Copy each line that has the string "Велосипед" somewhere in it.

★ ★ ★ ★ ★

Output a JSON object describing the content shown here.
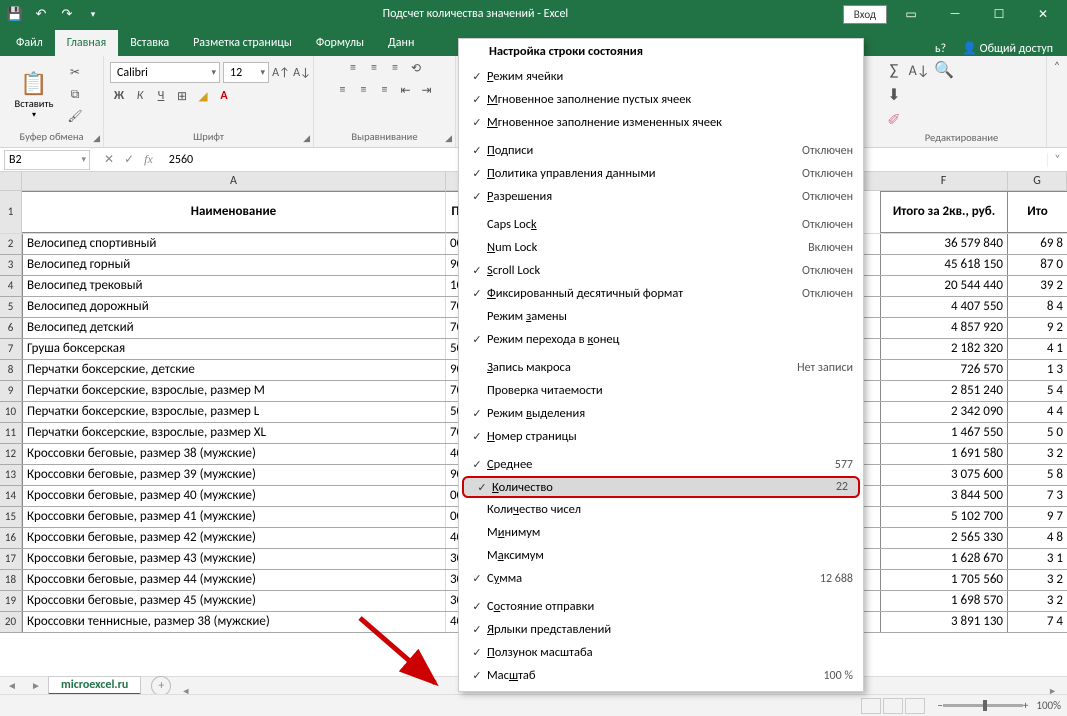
{
  "title": "Подсчет количества значений  -  Excel",
  "titlebar": {
    "login": "Вход"
  },
  "tabs": {
    "file": "Файл",
    "home": "Главная",
    "insert": "Вставка",
    "layout": "Разметка страницы",
    "formulas": "Формулы",
    "data": "Данн",
    "tell": "ь?",
    "share": "Общий доступ"
  },
  "ribbon": {
    "paste": "Вставить",
    "clipboard": "Буфер обмена",
    "font_name": "Calibri",
    "font_size": "12",
    "font_group": "Шрифт",
    "align_group": "Выравнивание",
    "edit_group": "Редактирование"
  },
  "fbar": {
    "name": "B2",
    "value": "2560"
  },
  "cols": {
    "A": "A",
    "F": "F",
    "G": "G"
  },
  "header_row": {
    "A": "Наименование",
    "B": "П",
    "F": "Итого за 2кв., руб.",
    "G": "Ито"
  },
  "rows": [
    {
      "n": "2",
      "A": "Велосипед спортивный",
      "B": "00",
      "F": "36 579 840",
      "G": "69 8"
    },
    {
      "n": "3",
      "A": "Велосипед горный",
      "B": "90",
      "F": "45 618 150",
      "G": "87 0"
    },
    {
      "n": "4",
      "A": "Велосипед трековый",
      "B": "10",
      "F": "20 544 440",
      "G": "39 2"
    },
    {
      "n": "5",
      "A": "Велосипед дорожный",
      "B": "70",
      "F": "4 407 550",
      "G": "8 4"
    },
    {
      "n": "6",
      "A": "Велосипед детский",
      "B": "70",
      "F": "4 857 920",
      "G": "9 2"
    },
    {
      "n": "7",
      "A": "Груша боксерская",
      "B": "50",
      "F": "2 182 320",
      "G": "4 1"
    },
    {
      "n": "8",
      "A": "Перчатки боксерские, детские",
      "B": "90",
      "F": "726 570",
      "G": "1 3"
    },
    {
      "n": "9",
      "A": "Перчатки боксерские, взрослые, размер M",
      "B": "70",
      "F": "2 851 240",
      "G": "5 4"
    },
    {
      "n": "10",
      "A": "Перчатки боксерские, взрослые, размер L",
      "B": "50",
      "F": "2 342 090",
      "G": "4 4"
    },
    {
      "n": "11",
      "A": "Перчатки боксерские, взрослые, размер XL",
      "B": "70",
      "F": "1 467 550",
      "G": "5 0"
    },
    {
      "n": "12",
      "A": "Кроссовки беговые, размер 38 (мужские)",
      "B": "40",
      "F": "1 691 580",
      "G": "3 2"
    },
    {
      "n": "13",
      "A": "Кроссовки беговые, размер 39 (мужские)",
      "B": "90",
      "F": "3 075 600",
      "G": "5 8"
    },
    {
      "n": "14",
      "A": "Кроссовки беговые, размер 40 (мужские)",
      "B": "00",
      "F": "3 844 500",
      "G": "7 3"
    },
    {
      "n": "15",
      "A": "Кроссовки беговые, размер 41 (мужские)",
      "B": "00",
      "F": "5 102 700",
      "G": "9 7"
    },
    {
      "n": "16",
      "A": "Кроссовки беговые, размер 42 (мужские)",
      "B": "40",
      "F": "2 565 330",
      "G": "4 8"
    },
    {
      "n": "17",
      "A": "Кроссовки беговые, размер 43 (мужские)",
      "B": "30",
      "F": "1 628 670",
      "G": "3 1"
    },
    {
      "n": "18",
      "A": "Кроссовки беговые, размер 44 (мужские)",
      "B": "30",
      "F": "1 705 560",
      "G": "3 2"
    },
    {
      "n": "19",
      "A": "Кроссовки беговые, размер 45 (мужские)",
      "B": "30",
      "F": "1 698 570",
      "G": "3 2"
    },
    {
      "n": "20",
      "A": "Кроссовки теннисные, размер 38 (мужские)",
      "B": "40",
      "F": "3 891 130",
      "G": "7 4"
    }
  ],
  "sheet_tab": "microexcel.ru",
  "statusbar": {
    "zoom": "100%"
  },
  "ctx": {
    "title": "Настройка строки состояния",
    "items": [
      {
        "chk": true,
        "lbl": "Режим ячейки",
        "u": "Р"
      },
      {
        "chk": true,
        "lbl": "Мгновенное заполнение пустых ячеек",
        "u": "М"
      },
      {
        "chk": true,
        "lbl": "Мгновенное заполнение измененных ячеек",
        "u": "М"
      },
      {
        "sep": true
      },
      {
        "chk": true,
        "lbl": "Подписи",
        "u": "П",
        "val": "Отключен"
      },
      {
        "chk": true,
        "lbl": "Политика управления данными",
        "u": "П",
        "val": "Отключен"
      },
      {
        "chk": true,
        "lbl": "Разрешения",
        "u": "Р",
        "val": "Отключен"
      },
      {
        "sep": true
      },
      {
        "chk": false,
        "lbl": "Caps Lock",
        "u": "k",
        "val": "Отключен"
      },
      {
        "chk": false,
        "lbl": "Num Lock",
        "u": "N",
        "val": "Включен"
      },
      {
        "chk": true,
        "lbl": "Scroll Lock",
        "u": "S",
        "val": "Отключен"
      },
      {
        "chk": true,
        "lbl": "Фиксированный десятичный формат",
        "u": "Ф",
        "val": "Отключен"
      },
      {
        "chk": false,
        "lbl": "Режим замены",
        "u": "з"
      },
      {
        "chk": true,
        "lbl": "Режим перехода в конец",
        "u": "к"
      },
      {
        "sep": true
      },
      {
        "chk": false,
        "lbl": "Запись макроса",
        "u": "З",
        "val": "Нет записи"
      },
      {
        "chk": false,
        "lbl": "Проверка читаемости"
      },
      {
        "chk": true,
        "lbl": "Режим выделения",
        "u": "в"
      },
      {
        "chk": true,
        "lbl": "Номер страницы",
        "u": "Н"
      },
      {
        "sep": true
      },
      {
        "chk": true,
        "lbl": "Среднее",
        "u": "С",
        "val": "577"
      },
      {
        "chk": true,
        "lbl": "Количество",
        "u": "К",
        "val": "22",
        "hl": true
      },
      {
        "chk": false,
        "lbl": "Количество чисел",
        "u": "ч"
      },
      {
        "chk": false,
        "lbl": "Минимум",
        "u": "и"
      },
      {
        "chk": false,
        "lbl": "Максимум",
        "u": "а"
      },
      {
        "chk": true,
        "lbl": "Сумма",
        "u": "у",
        "val": "12 688"
      },
      {
        "sep": true
      },
      {
        "chk": true,
        "lbl": "Состояние отправки",
        "u": "о"
      },
      {
        "chk": true,
        "lbl": "Ярлыки представлений",
        "u": "Я"
      },
      {
        "chk": true,
        "lbl": "Ползунок масштаба",
        "u": "П"
      },
      {
        "chk": true,
        "lbl": "Масштаб",
        "u": "ш",
        "val": "100 %"
      }
    ]
  }
}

★ ★ ★ ★ ★

Worked solution:
      "A": "Велосипед спортивный",
      "A": "Велосипед горный",
      "A": "Велосипед трековый",
      "A": "Велосипед дорожный",
      "A": "Велосипед детский",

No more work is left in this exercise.